[Begin MATERIAL FOR THIS EXERCISE]

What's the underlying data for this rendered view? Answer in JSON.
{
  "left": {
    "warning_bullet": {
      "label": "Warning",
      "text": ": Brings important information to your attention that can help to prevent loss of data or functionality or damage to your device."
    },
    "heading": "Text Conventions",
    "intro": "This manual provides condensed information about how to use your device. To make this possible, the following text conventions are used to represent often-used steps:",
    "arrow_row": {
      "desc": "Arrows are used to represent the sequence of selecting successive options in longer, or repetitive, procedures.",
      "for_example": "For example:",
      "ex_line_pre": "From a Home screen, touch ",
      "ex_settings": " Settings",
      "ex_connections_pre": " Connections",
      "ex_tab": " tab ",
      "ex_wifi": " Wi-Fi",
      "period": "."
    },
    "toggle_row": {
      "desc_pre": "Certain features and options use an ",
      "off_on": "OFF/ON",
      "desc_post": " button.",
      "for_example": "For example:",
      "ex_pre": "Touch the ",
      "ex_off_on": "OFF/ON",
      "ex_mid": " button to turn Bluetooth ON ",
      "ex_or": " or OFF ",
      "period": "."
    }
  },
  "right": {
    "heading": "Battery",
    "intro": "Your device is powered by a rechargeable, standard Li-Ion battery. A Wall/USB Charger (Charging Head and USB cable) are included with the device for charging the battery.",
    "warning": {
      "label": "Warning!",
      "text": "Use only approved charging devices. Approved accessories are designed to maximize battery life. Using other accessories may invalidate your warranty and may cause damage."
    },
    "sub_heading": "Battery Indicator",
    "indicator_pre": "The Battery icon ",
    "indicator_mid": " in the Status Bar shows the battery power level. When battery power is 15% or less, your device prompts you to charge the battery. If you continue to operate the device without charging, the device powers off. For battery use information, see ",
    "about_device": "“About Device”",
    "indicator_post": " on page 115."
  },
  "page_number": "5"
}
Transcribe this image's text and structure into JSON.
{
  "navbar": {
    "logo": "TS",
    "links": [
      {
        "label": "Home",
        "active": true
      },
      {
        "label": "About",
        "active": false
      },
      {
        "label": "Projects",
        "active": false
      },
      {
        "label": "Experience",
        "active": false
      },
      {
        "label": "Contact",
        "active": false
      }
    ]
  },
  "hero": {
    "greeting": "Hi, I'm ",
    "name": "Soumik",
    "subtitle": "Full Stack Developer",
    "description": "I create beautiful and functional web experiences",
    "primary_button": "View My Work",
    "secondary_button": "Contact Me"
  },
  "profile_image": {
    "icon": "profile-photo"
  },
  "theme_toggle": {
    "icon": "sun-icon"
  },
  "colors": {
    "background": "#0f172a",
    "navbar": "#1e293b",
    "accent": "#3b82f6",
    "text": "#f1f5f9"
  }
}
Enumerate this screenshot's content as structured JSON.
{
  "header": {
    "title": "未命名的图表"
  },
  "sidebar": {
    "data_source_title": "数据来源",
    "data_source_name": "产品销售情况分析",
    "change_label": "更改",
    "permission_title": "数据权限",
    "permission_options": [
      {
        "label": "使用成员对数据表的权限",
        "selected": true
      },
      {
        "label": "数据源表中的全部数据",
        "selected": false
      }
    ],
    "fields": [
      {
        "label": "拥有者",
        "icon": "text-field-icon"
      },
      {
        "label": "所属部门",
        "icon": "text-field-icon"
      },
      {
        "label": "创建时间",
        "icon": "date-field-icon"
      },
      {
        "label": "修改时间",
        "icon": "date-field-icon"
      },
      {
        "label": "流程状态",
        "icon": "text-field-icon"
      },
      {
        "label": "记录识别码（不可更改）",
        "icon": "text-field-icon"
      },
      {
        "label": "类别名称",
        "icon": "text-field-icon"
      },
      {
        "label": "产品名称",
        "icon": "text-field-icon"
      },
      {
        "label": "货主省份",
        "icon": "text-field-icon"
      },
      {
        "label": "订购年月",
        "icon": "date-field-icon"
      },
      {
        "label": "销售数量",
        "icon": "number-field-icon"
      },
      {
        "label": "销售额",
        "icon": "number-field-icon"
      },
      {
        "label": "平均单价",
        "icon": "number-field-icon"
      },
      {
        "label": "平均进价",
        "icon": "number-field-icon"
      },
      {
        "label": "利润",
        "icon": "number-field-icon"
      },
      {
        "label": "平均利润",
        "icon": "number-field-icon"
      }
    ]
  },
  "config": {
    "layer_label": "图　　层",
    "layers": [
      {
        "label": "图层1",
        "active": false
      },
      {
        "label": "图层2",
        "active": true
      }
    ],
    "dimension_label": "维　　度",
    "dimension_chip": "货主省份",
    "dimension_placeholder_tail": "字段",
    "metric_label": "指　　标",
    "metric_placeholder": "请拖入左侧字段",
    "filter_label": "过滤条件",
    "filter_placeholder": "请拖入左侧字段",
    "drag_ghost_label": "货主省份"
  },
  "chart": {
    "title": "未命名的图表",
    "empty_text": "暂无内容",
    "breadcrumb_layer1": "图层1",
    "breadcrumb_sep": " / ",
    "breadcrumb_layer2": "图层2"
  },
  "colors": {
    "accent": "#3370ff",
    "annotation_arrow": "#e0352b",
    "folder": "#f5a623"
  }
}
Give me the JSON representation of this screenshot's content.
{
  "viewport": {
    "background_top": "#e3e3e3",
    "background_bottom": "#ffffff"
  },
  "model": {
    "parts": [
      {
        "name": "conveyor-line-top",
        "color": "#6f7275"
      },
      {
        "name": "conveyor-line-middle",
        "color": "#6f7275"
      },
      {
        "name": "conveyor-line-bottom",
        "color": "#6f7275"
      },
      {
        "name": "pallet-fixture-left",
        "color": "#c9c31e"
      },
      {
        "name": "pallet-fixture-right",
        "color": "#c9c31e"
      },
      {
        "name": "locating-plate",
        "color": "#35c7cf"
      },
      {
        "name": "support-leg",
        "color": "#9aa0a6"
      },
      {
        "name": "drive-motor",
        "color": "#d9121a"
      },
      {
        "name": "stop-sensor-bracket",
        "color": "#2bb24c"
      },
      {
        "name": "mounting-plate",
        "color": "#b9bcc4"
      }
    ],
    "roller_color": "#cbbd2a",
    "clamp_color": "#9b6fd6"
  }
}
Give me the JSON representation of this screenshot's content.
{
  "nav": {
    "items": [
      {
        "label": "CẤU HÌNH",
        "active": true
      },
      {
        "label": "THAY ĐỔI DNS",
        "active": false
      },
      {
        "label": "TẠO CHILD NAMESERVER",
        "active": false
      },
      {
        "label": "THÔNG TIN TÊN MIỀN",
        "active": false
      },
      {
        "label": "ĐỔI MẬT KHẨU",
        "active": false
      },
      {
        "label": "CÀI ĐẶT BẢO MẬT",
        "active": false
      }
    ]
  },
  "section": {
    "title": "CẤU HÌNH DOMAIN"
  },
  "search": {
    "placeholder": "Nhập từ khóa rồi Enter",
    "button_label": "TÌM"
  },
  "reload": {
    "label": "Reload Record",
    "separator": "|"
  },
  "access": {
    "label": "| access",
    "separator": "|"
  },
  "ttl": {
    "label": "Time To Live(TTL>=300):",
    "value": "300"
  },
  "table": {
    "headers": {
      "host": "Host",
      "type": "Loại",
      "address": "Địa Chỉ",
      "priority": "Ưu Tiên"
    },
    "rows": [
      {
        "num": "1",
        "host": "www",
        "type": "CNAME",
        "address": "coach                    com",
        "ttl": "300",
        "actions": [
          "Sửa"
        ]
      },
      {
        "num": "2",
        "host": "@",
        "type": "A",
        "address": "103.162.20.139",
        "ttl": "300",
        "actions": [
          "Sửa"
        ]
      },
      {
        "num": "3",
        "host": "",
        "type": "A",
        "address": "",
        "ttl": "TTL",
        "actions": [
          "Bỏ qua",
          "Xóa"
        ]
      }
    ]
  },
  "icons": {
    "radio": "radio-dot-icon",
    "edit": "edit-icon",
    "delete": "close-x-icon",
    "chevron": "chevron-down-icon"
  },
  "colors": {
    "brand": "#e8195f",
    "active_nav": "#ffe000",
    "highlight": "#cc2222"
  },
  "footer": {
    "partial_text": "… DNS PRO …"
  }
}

[End MATERIAL FOR THIS EXERCISE]

TASK DIRECTIONS – Please list every line of the records that contains "Contact".

RESPONSE TO THE EXERCISE –
        "label": "Contact",
    "secondary_button": "Contact Me"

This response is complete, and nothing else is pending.